Records excerpted from a collection
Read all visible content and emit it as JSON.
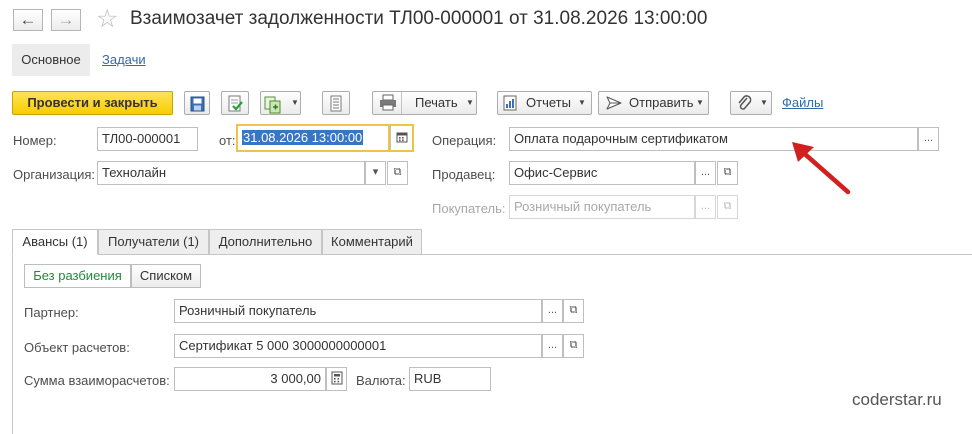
{
  "window": {
    "title": "Взаимозачет задолженности ТЛ00-000001 от 31.08.2026 13:00:00"
  },
  "topnav": {
    "main_label": "Основное",
    "tasks_label": "Задачи"
  },
  "toolbar": {
    "post_close_label": "Провести и закрыть",
    "print_label": "Печать",
    "reports_label": "Отчеты",
    "send_label": "Отправить",
    "files_label": "Файлы"
  },
  "form": {
    "number_label": "Номер:",
    "number_value": "ТЛ00-000001",
    "date_label": "от:",
    "date_value": "31.08.2026 13:00:00",
    "operation_label": "Операция:",
    "operation_value": "Оплата подарочным сертификатом",
    "org_label": "Организация:",
    "org_value": "Технолайн",
    "seller_label": "Продавец:",
    "seller_value": "Офис-Сервис",
    "buyer_label": "Покупатель:",
    "buyer_value": "Розничный покупатель"
  },
  "tabs": [
    {
      "label": "Авансы (1)"
    },
    {
      "label": "Получатели (1)"
    },
    {
      "label": "Дополнительно"
    },
    {
      "label": "Комментарий"
    }
  ],
  "advances": {
    "mode_no_split": "Без разбиения",
    "mode_list": "Списком",
    "partner_label": "Партнер:",
    "partner_value": "Розничный покупатель",
    "settlement_object_label": "Объект расчетов:",
    "settlement_object_value": "Сертификат 5 000 3000000000001",
    "amount_label": "Сумма взаиморасчетов:",
    "amount_value": "3 000,00",
    "currency_label": "Валюта:",
    "currency_value": "RUB"
  },
  "watermark": "coderstar.ru",
  "colors": {
    "primary_button": "#f7cd00",
    "link": "#3668a4",
    "selection": "#3876c5",
    "date_focus_border": "#f0c24a",
    "arrow": "#d0201f",
    "active_segment_text": "#1f8a3c"
  }
}
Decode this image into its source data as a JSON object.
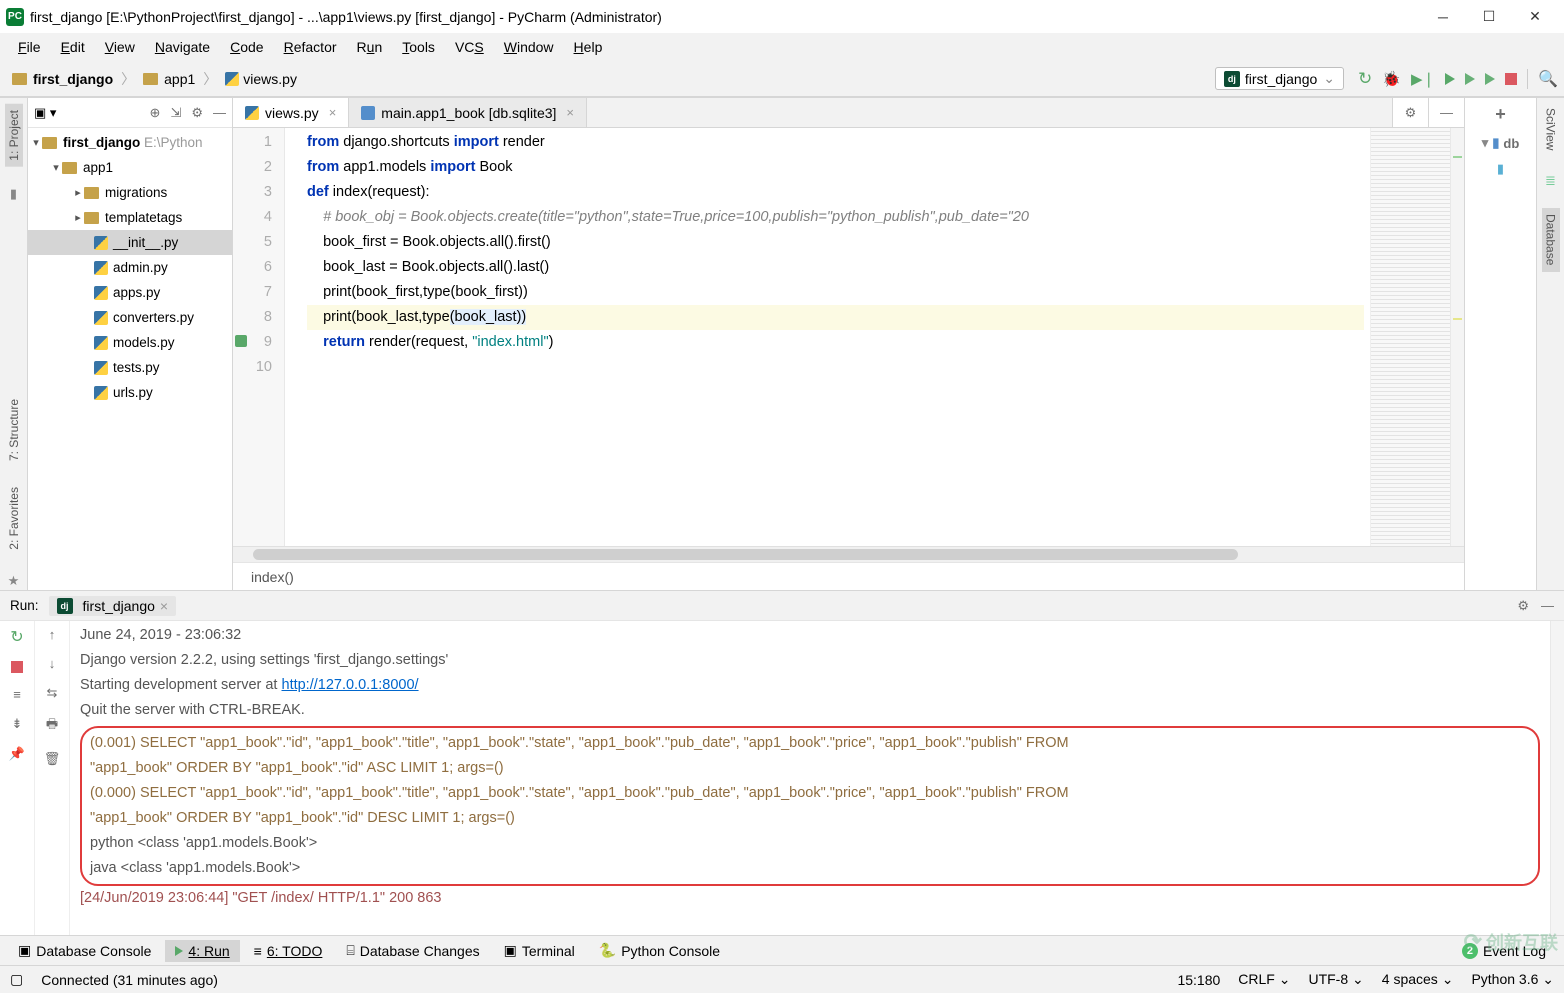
{
  "window": {
    "title": "first_django [E:\\PythonProject\\first_django] - ...\\app1\\views.py [first_django] - PyCharm (Administrator)"
  },
  "menu": {
    "items": [
      "File",
      "Edit",
      "View",
      "Navigate",
      "Code",
      "Refactor",
      "Run",
      "Tools",
      "VCS",
      "Window",
      "Help"
    ]
  },
  "breadcrumb": {
    "root": "first_django",
    "mid": "app1",
    "file": "views.py"
  },
  "runconfig": {
    "name": "first_django"
  },
  "project": {
    "root": "first_django",
    "rootPath": "E:\\Python",
    "app": "app1",
    "migrations": "migrations",
    "templatetags": "templatetags",
    "files": {
      "init": "__init__.py",
      "admin": "admin.py",
      "apps": "apps.py",
      "converters": "converters.py",
      "models": "models.py",
      "tests": "tests.py",
      "urls": "urls.py"
    }
  },
  "leftTools": {
    "project": "1: Project",
    "structure": "7: Structure",
    "favorites": "2: Favorites"
  },
  "rightTools": {
    "sciview": "SciView",
    "database": "Database",
    "dbLabel": "db"
  },
  "tabs": {
    "t1": "views.py",
    "t2": "main.app1_book [db.sqlite3]"
  },
  "code": {
    "l1a": "from",
    "l1b": " django.shortcuts ",
    "l1c": "import",
    "l1d": " render",
    "l2a": "from",
    "l2b": " app1.models ",
    "l2c": "import",
    "l2d": " Book",
    "l3a": "def ",
    "l3b": "index",
    "l3c": "(request):",
    "l4": "    # book_obj = Book.objects.create(title=\"python\",state=True,price=100,publish=\"python_publish\",pub_date=\"20",
    "l5": "    book_first = Book.objects.all().first()",
    "l6": "    book_last = Book.objects.all().last()",
    "l7a": "    print",
    "l7b": "(book_first,",
    "l7c": "type",
    "l7d": "(book_first))",
    "l8a": "    print",
    "l8b": "(book_last,",
    "l8c": "type",
    "l8d": "(book_last))",
    "l9a": "    return ",
    "l9b": "render(request, ",
    "l9c": "\"index.html\"",
    "l9d": ")"
  },
  "gutter": [
    "1",
    "2",
    "3",
    "4",
    "5",
    "6",
    "7",
    "8",
    "9",
    "10"
  ],
  "editorBreadcrumb": "index()",
  "run": {
    "label": "Run:",
    "tab": "first_django",
    "lines": {
      "date": "June 24, 2019 - 23:06:32",
      "ver": "Django version 2.2.2, using settings 'first_django.settings'",
      "startA": "Starting development server at ",
      "startUrl": "http://127.0.0.1:8000/",
      "quit": "Quit the server with CTRL-BREAK.",
      "sql1a": "(0.001) SELECT \"app1_book\".\"id\", \"app1_book\".\"title\", \"app1_book\".\"state\", \"app1_book\".\"pub_date\", \"app1_book\".\"price\", \"app1_book\".\"publish\" FROM ",
      "sql1b": "\"app1_book\" ORDER BY \"app1_book\".\"id\" ASC  LIMIT 1; args=()",
      "sql2a": "(0.000) SELECT \"app1_book\".\"id\", \"app1_book\".\"title\", \"app1_book\".\"state\", \"app1_book\".\"pub_date\", \"app1_book\".\"price\", \"app1_book\".\"publish\" FROM",
      "sql2b": " \"app1_book\" ORDER BY \"app1_book\".\"id\" DESC  LIMIT 1; args=()",
      "py": "python <class 'app1.models.Book'>",
      "jv": "java <class 'app1.models.Book'>",
      "http": "[24/Jun/2019 23:06:44] \"GET /index/ HTTP/1.1\" 200 863"
    }
  },
  "bottom": {
    "dbconsole": "Database Console",
    "run": "4: Run",
    "todo": "6: TODO",
    "dbchanges": "Database Changes",
    "terminal": "Terminal",
    "pyconsole": "Python Console",
    "eventlog": "Event Log",
    "badge": "2"
  },
  "status": {
    "connected": "Connected (31 minutes ago)",
    "pos": "15:180",
    "eol": "CRLF",
    "enc": "UTF-8",
    "indent": "4 spaces",
    "py": "Python 3.6"
  },
  "watermark": "创新互联"
}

THE REQUEST: Pull every line containing "watermark" from the material above.

CORRECT ANSWER:
  "watermark": "coderstar.ru",
  "watermark": "创新互联"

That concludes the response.